### [DOCUMENT TEXT]
+++
Skip to content
Previous article
Now Reading:
Why Your Driver Face Angle Matters More Than You Think
Next article

Why Your Driver Face Angle Matters More Than You Think

Most golfers think about loft, shaft flex and maybe forgiveness when choosing a driver. Very few think about face angle. It tends to be treated as a visual preference, something that either looks right or doesn’t.

In reality, face angle has a direct influence on where the ball starts and how confident you feel standing over it. Small differences here can quietly shape your entire tee game.

Face angle sets the starting point

At impact, the face controls direction far more than the path of the swing. That means where the face is pointing, even by a degree or two, has a big say in where the ball begins.

If a driver sits slightly open, the ball is more likely to start right. If it sits closed, it’s more likely to start left. That sounds simple, but it becomes more important when you consider that most golfers don’t return the face perfectly square every time.

The starting point of the shot often comes from a combination of your delivery and how the club sits in the first place.

What you see influences what you do

Face angle isn’t just a number. It’s something you react to.
+++
Repeat word for word the passage of the driver face angle article that opens with the words containing "Most golfers think" and closes with "the ball begins.". Rely only on the driver face angle article.
+++
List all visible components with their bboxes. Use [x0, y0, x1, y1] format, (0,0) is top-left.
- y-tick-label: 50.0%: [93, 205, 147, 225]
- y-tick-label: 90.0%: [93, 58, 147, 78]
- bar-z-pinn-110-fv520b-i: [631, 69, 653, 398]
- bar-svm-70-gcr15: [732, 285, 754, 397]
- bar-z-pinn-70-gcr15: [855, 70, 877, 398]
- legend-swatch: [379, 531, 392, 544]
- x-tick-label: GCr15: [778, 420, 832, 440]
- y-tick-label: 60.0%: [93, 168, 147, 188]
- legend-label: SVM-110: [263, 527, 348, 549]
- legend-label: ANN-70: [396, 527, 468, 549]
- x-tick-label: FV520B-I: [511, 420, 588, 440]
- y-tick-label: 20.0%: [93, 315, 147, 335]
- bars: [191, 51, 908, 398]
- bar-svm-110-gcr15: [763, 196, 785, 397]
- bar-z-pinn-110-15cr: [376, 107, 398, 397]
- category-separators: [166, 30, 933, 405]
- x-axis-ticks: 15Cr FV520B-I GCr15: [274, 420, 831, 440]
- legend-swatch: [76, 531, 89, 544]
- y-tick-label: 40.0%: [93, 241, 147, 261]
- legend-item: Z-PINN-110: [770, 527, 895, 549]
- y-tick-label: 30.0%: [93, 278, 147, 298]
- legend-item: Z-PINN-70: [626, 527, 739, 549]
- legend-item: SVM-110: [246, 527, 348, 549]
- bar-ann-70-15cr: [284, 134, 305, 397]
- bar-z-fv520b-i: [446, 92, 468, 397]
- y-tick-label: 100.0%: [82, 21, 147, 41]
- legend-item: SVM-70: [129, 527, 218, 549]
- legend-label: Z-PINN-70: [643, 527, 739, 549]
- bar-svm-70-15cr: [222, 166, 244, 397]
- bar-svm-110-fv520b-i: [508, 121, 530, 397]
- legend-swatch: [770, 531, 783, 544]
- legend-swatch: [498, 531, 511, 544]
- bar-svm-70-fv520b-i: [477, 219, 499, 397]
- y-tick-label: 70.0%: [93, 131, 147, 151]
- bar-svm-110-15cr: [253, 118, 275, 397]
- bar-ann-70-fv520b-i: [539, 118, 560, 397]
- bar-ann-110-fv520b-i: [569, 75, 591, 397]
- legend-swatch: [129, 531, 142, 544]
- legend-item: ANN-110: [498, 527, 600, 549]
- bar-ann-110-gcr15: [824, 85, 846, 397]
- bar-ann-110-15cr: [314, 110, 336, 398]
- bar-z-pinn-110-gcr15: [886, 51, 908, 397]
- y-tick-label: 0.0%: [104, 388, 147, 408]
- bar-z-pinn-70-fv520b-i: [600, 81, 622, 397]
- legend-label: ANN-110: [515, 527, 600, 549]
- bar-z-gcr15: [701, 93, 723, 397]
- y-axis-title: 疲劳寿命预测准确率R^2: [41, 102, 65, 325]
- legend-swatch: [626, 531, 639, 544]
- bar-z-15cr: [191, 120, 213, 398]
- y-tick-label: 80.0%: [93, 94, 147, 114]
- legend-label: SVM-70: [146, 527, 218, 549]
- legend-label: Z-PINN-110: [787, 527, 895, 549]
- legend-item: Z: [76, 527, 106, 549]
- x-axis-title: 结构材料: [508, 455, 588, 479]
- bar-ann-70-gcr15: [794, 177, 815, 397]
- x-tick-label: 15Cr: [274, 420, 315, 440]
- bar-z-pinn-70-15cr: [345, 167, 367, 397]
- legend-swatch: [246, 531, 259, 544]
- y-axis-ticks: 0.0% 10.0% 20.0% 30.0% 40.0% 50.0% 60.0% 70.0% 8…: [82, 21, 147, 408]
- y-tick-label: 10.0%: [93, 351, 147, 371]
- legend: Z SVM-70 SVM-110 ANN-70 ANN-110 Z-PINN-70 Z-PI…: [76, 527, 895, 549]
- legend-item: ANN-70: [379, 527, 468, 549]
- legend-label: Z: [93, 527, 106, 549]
+++
### [ANSWER TO THE EXERCISE]
Most golfers think about loft, shaft flex and maybe forgiveness when choosing a driver. Very few think about face angle. It tends to be treated as a visual preference, something that either looks right or doesn’t.

In reality, face angle has a direct influence on where the ball starts and how confident you feel standing over it. Small differences here can quietly shape your entire tee game.

Face angle sets the starting point

At impact, the face controls direction far more than the path of the swing. That means where the face is pointing, even by a degree or two, has a big say in where the ball begins.